==== Provided entries ====

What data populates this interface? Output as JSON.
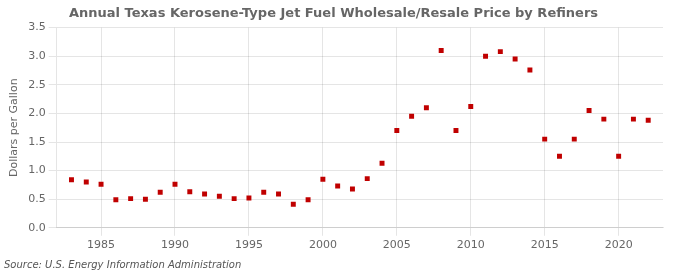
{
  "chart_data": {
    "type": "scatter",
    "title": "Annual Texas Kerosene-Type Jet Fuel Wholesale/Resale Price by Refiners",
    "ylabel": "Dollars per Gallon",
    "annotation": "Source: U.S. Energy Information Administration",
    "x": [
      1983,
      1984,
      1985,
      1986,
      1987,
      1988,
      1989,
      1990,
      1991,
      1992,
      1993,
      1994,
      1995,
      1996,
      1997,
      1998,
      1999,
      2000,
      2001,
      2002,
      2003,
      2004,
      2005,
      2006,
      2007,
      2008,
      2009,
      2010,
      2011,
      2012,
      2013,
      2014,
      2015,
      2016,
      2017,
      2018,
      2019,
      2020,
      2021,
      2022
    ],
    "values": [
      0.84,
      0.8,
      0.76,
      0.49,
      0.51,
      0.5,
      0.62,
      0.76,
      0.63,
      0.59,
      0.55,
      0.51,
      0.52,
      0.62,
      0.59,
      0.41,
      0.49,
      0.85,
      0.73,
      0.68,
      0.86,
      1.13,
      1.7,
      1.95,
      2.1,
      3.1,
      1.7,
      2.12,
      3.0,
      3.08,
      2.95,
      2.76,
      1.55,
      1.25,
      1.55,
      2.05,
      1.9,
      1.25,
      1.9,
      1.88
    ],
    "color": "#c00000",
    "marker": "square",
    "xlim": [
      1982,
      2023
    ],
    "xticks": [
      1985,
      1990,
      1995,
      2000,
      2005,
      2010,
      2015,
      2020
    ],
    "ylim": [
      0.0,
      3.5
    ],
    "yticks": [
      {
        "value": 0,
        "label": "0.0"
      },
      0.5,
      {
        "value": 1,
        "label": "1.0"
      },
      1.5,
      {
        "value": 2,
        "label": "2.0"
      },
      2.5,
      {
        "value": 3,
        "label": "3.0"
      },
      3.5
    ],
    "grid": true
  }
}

====

Exactly reproduce the entries above, minus the pictures.

What data populates this interface? Output as JSON.
{
  "chart_data": {
    "type": "scatter",
    "title": "Annual Texas Kerosene-Type Jet Fuel Wholesale/Resale Price by Refiners",
    "ylabel": "Dollars per Gallon",
    "annotation": "Source: U.S. Energy Information Administration",
    "x": [
      1983,
      1984,
      1985,
      1986,
      1987,
      1988,
      1989,
      1990,
      1991,
      1992,
      1993,
      1994,
      1995,
      1996,
      1997,
      1998,
      1999,
      2000,
      2001,
      2002,
      2003,
      2004,
      2005,
      2006,
      2007,
      2008,
      2009,
      2010,
      2011,
      2012,
      2013,
      2014,
      2015,
      2016,
      2017,
      2018,
      2019,
      2020,
      2021,
      2022
    ],
    "values": [
      0.84,
      0.8,
      0.76,
      0.49,
      0.51,
      0.5,
      0.62,
      0.76,
      0.63,
      0.59,
      0.55,
      0.51,
      0.52,
      0.62,
      0.59,
      0.41,
      0.49,
      0.85,
      0.73,
      0.68,
      0.86,
      1.13,
      1.7,
      1.95,
      2.1,
      3.1,
      1.7,
      2.12,
      3.0,
      3.08,
      2.95,
      2.76,
      1.55,
      1.25,
      1.55,
      2.05,
      1.9,
      1.25,
      1.9,
      1.88
    ],
    "color": "#c00000",
    "marker": "square",
    "xlim": [
      1982,
      2023
    ],
    "xticks": [
      1985,
      1990,
      1995,
      2000,
      2005,
      2010,
      2015,
      2020
    ],
    "ylim": [
      0.0,
      3.5
    ],
    "yticks": [
      {
        "value": 0,
        "label": "0.0"
      },
      0.5,
      {
        "value": 1,
        "label": "1.0"
      },
      1.5,
      {
        "value": 2,
        "label": "2.0"
      },
      2.5,
      {
        "value": 3,
        "label": "3.0"
      },
      3.5
    ],
    "grid": true
  }
}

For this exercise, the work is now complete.